start
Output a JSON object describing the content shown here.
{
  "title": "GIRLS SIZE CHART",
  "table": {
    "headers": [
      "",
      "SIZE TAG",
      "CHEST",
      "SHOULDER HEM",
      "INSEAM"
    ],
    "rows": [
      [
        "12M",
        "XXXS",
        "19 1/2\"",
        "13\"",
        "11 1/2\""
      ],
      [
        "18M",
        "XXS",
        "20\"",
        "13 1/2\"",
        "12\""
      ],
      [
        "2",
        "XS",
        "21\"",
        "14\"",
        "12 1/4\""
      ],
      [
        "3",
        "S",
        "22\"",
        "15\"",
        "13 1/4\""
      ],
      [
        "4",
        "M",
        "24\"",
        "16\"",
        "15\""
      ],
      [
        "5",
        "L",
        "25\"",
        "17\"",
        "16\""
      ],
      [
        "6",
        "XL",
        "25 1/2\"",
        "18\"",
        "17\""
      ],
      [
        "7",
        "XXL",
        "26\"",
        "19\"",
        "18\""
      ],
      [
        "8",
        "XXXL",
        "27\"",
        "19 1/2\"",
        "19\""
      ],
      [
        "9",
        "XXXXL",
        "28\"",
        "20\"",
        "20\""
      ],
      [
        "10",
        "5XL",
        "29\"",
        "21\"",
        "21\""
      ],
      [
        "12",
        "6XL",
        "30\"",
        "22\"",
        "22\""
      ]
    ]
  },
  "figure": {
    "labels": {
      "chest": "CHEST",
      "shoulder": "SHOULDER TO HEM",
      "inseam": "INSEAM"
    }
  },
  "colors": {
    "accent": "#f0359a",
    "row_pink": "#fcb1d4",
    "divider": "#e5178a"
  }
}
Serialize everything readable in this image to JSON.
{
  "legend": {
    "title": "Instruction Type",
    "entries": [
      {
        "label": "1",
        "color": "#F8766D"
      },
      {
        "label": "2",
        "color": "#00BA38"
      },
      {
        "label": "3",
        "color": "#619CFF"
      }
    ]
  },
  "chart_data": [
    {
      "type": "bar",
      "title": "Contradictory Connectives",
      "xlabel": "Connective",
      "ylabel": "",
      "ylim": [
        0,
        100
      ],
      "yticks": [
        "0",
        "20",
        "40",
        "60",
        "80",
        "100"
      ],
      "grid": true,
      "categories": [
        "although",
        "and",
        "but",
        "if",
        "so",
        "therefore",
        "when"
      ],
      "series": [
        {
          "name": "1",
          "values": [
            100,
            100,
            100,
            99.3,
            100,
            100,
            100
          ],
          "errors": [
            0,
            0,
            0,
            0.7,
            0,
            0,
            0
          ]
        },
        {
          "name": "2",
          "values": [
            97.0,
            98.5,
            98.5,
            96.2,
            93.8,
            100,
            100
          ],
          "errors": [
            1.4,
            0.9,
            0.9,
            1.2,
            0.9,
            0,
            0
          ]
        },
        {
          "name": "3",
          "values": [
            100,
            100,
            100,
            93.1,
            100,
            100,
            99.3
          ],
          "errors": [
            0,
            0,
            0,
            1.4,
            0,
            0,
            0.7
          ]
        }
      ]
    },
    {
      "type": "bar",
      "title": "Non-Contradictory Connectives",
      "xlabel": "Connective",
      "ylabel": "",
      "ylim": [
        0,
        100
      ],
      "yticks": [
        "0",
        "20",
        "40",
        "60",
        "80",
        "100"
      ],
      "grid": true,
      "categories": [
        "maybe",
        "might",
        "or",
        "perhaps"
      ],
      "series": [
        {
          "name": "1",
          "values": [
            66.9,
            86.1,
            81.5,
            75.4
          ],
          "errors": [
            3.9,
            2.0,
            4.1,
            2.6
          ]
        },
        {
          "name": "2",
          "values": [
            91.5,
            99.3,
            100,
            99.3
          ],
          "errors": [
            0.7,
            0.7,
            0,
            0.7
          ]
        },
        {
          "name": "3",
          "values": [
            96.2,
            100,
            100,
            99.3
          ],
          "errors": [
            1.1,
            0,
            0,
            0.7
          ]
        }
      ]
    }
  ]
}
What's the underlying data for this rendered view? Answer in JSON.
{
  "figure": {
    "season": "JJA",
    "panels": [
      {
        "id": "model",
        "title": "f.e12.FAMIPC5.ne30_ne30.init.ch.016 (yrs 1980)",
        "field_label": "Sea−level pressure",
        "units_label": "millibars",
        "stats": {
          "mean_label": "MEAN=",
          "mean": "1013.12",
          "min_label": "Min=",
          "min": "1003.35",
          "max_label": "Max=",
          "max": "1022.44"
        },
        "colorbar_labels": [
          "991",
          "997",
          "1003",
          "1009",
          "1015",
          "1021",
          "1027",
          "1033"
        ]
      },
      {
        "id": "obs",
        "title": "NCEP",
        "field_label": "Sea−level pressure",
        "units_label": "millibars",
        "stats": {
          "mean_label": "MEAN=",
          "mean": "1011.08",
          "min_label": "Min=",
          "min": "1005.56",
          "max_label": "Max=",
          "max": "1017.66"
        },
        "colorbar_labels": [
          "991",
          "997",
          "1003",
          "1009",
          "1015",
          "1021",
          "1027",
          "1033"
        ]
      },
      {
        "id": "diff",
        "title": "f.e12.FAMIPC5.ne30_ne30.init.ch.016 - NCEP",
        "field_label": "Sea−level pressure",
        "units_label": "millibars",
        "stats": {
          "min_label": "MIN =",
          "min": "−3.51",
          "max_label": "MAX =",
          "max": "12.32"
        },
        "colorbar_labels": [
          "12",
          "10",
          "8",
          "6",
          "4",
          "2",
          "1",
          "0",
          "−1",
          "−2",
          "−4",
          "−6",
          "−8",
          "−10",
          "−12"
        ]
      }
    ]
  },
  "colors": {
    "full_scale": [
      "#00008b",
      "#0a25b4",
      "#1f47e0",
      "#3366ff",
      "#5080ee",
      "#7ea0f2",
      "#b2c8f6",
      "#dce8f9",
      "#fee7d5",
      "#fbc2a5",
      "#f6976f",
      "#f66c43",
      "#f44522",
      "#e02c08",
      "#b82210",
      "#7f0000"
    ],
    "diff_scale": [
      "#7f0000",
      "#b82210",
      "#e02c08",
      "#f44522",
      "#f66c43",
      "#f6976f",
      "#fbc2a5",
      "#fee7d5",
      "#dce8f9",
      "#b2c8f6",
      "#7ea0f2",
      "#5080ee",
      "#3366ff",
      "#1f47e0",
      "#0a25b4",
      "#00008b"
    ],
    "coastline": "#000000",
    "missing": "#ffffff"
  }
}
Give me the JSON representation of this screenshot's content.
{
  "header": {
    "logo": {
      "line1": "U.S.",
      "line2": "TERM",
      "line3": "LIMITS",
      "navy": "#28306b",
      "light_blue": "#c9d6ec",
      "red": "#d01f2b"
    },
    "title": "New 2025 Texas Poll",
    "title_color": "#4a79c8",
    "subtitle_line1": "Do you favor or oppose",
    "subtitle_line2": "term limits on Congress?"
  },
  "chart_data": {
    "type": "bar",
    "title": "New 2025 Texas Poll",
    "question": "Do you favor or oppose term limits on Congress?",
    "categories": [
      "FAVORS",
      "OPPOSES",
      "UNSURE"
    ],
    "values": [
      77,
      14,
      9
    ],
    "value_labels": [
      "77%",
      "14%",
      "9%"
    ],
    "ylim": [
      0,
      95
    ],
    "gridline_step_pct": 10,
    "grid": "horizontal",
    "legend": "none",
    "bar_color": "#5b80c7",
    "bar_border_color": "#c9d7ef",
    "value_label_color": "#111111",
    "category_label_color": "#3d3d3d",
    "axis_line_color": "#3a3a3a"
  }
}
end
__Task details__. Each record above should be returned exactly as it appears.

__Task output__.
Output a JSON object describing the content shown here.
{
  "title": "GIRLS SIZE CHART",
  "table": {
    "headers": [
      "",
      "SIZE TAG",
      "CHEST",
      "SHOULDER HEM",
      "INSEAM"
    ],
    "rows": [
      [
        "12M",
        "XXXS",
        "19 1/2\"",
        "13\"",
        "11 1/2\""
      ],
      [
        "18M",
        "XXS",
        "20\"",
        "13 1/2\"",
        "12\""
      ],
      [
        "2",
        "XS",
        "21\"",
        "14\"",
        "12 1/4\""
      ],
      [
        "3",
        "S",
        "22\"",
        "15\"",
        "13 1/4\""
      ],
      [
        "4",
        "M",
        "24\"",
        "16\"",
        "15\""
      ],
      [
        "5",
        "L",
        "25\"",
        "17\"",
        "16\""
      ],
      [
        "6",
        "XL",
        "25 1/2\"",
        "18\"",
        "17\""
      ],
      [
        "7",
        "XXL",
        "26\"",
        "19\"",
        "18\""
      ],
      [
        "8",
        "XXXL",
        "27\"",
        "19 1/2\"",
        "19\""
      ],
      [
        "9",
        "XXXXL",
        "28\"",
        "20\"",
        "20\""
      ],
      [
        "10",
        "5XL",
        "29\"",
        "21\"",
        "21\""
      ],
      [
        "12",
        "6XL",
        "30\"",
        "22\"",
        "22\""
      ]
    ]
  },
  "figure": {
    "labels": {
      "chest": "CHEST",
      "shoulder": "SHOULDER TO HEM",
      "inseam": "INSEAM"
    }
  },
  "colors": {
    "accent": "#f0359a",
    "row_pink": "#fcb1d4",
    "divider": "#e5178a"
  }
}
Serialize everything readable in this image to JSON.
{
  "legend": {
    "title": "Instruction Type",
    "entries": [
      {
        "label": "1",
        "color": "#F8766D"
      },
      {
        "label": "2",
        "color": "#00BA38"
      },
      {
        "label": "3",
        "color": "#619CFF"
      }
    ]
  },
  "chart_data": [
    {
      "type": "bar",
      "title": "Contradictory Connectives",
      "xlabel": "Connective",
      "ylabel": "",
      "ylim": [
        0,
        100
      ],
      "yticks": [
        "0",
        "20",
        "40",
        "60",
        "80",
        "100"
      ],
      "grid": true,
      "categories": [
        "although",
        "and",
        "but",
        "if",
        "so",
        "therefore",
        "when"
      ],
      "series": [
        {
          "name": "1",
          "values": [
            100,
            100,
            100,
            99.3,
            100,
            100,
            100
          ],
          "errors": [
            0,
            0,
            0,
            0.7,
            0,
            0,
            0
          ]
        },
        {
          "name": "2",
          "values": [
            97.0,
            98.5,
            98.5,
            96.2,
            93.8,
            100,
            100
          ],
          "errors": [
            1.4,
            0.9,
            0.9,
            1.2,
            0.9,
            0,
            0
          ]
        },
        {
          "name": "3",
          "values": [
            100,
            100,
            100,
            93.1,
            100,
            100,
            99.3
          ],
          "errors": [
            0,
            0,
            0,
            1.4,
            0,
            0,
            0.7
          ]
        }
      ]
    },
    {
      "type": "bar",
      "title": "Non-Contradictory Connectives",
      "xlabel": "Connective",
      "ylabel": "",
      "ylim": [
        0,
        100
      ],
      "yticks": [
        "0",
        "20",
        "40",
        "60",
        "80",
        "100"
      ],
      "grid": true,
      "categories": [
        "maybe",
        "might",
        "or",
        "perhaps"
      ],
      "series": [
        {
          "name": "1",
          "values": [
            66.9,
            86.1,
            81.5,
            75.4
          ],
          "errors": [
            3.9,
            2.0,
            4.1,
            2.6
          ]
        },
        {
          "name": "2",
          "values": [
            91.5,
            99.3,
            100,
            99.3
          ],
          "errors": [
            0.7,
            0.7,
            0,
            0.7
          ]
        },
        {
          "name": "3",
          "values": [
            96.2,
            100,
            100,
            99.3
          ],
          "errors": [
            1.1,
            0,
            0,
            0.7
          ]
        }
      ]
    }
  ]
}
What's the underlying data for this rendered view? Answer in JSON.
{
  "figure": {
    "season": "JJA",
    "panels": [
      {
        "id": "model",
        "title": "f.e12.FAMIPC5.ne30_ne30.init.ch.016 (yrs 1980)",
        "field_label": "Sea−level pressure",
        "units_label": "millibars",
        "stats": {
          "mean_label": "MEAN=",
          "mean": "1013.12",
          "min_label": "Min=",
          "min": "1003.35",
          "max_label": "Max=",
          "max": "1022.44"
        },
        "colorbar_labels": [
          "991",
          "997",
          "1003",
          "1009",
          "1015",
          "1021",
          "1027",
          "1033"
        ]
      },
      {
        "id": "obs",
        "title": "NCEP",
        "field_label": "Sea−level pressure",
        "units_label": "millibars",
        "stats": {
          "mean_label": "MEAN=",
          "mean": "1011.08",
          "min_label": "Min=",
          "min": "1005.56",
          "max_label": "Max=",
          "max": "1017.66"
        },
        "colorbar_labels": [
          "991",
          "997",
          "1003",
          "1009",
          "1015",
          "1021",
          "1027",
          "1033"
        ]
      },
      {
        "id": "diff",
        "title": "f.e12.FAMIPC5.ne30_ne30.init.ch.016 - NCEP",
        "field_label": "Sea−level pressure",
        "units_label": "millibars",
        "stats": {
          "min_label": "MIN =",
          "min": "−3.51",
          "max_label": "MAX =",
          "max": "12.32"
        },
        "colorbar_labels": [
          "12",
          "10",
          "8",
          "6",
          "4",
          "2",
          "1",
          "0",
          "−1",
          "−2",
          "−4",
          "−6",
          "−8",
          "−10",
          "−12"
        ]
      }
    ]
  },
  "colors": {
    "full_scale": [
      "#00008b",
      "#0a25b4",
      "#1f47e0",
      "#3366ff",
      "#5080ee",
      "#7ea0f2",
      "#b2c8f6",
      "#dce8f9",
      "#fee7d5",
      "#fbc2a5",
      "#f6976f",
      "#f66c43",
      "#f44522",
      "#e02c08",
      "#b82210",
      "#7f0000"
    ],
    "diff_scale": [
      "#7f0000",
      "#b82210",
      "#e02c08",
      "#f44522",
      "#f66c43",
      "#f6976f",
      "#fbc2a5",
      "#fee7d5",
      "#dce8f9",
      "#b2c8f6",
      "#7ea0f2",
      "#5080ee",
      "#3366ff",
      "#1f47e0",
      "#0a25b4",
      "#00008b"
    ],
    "coastline": "#000000",
    "missing": "#ffffff"
  }
}
Give me the JSON representation of this screenshot's content.
{
  "header": {
    "logo": {
      "line1": "U.S.",
      "line2": "TERM",
      "line3": "LIMITS",
      "navy": "#28306b",
      "light_blue": "#c9d6ec",
      "red": "#d01f2b"
    },
    "title": "New 2025 Texas Poll",
    "title_color": "#4a79c8",
    "subtitle_line1": "Do you favor or oppose",
    "subtitle_line2": "term limits on Congress?"
  },
  "chart_data": {
    "type": "bar",
    "title": "New 2025 Texas Poll",
    "question": "Do you favor or oppose term limits on Congress?",
    "categories": [
      "FAVORS",
      "OPPOSES",
      "UNSURE"
    ],
    "values": [
      77,
      14,
      9
    ],
    "value_labels": [
      "77%",
      "14%",
      "9%"
    ],
    "ylim": [
      0,
      95
    ],
    "gridline_step_pct": 10,
    "grid": "horizontal",
    "legend": "none",
    "bar_color": "#5b80c7",
    "bar_border_color": "#c9d7ef",
    "value_label_color": "#111111",
    "category_label_color": "#3d3d3d",
    "axis_line_color": "#3a3a3a"
  }
}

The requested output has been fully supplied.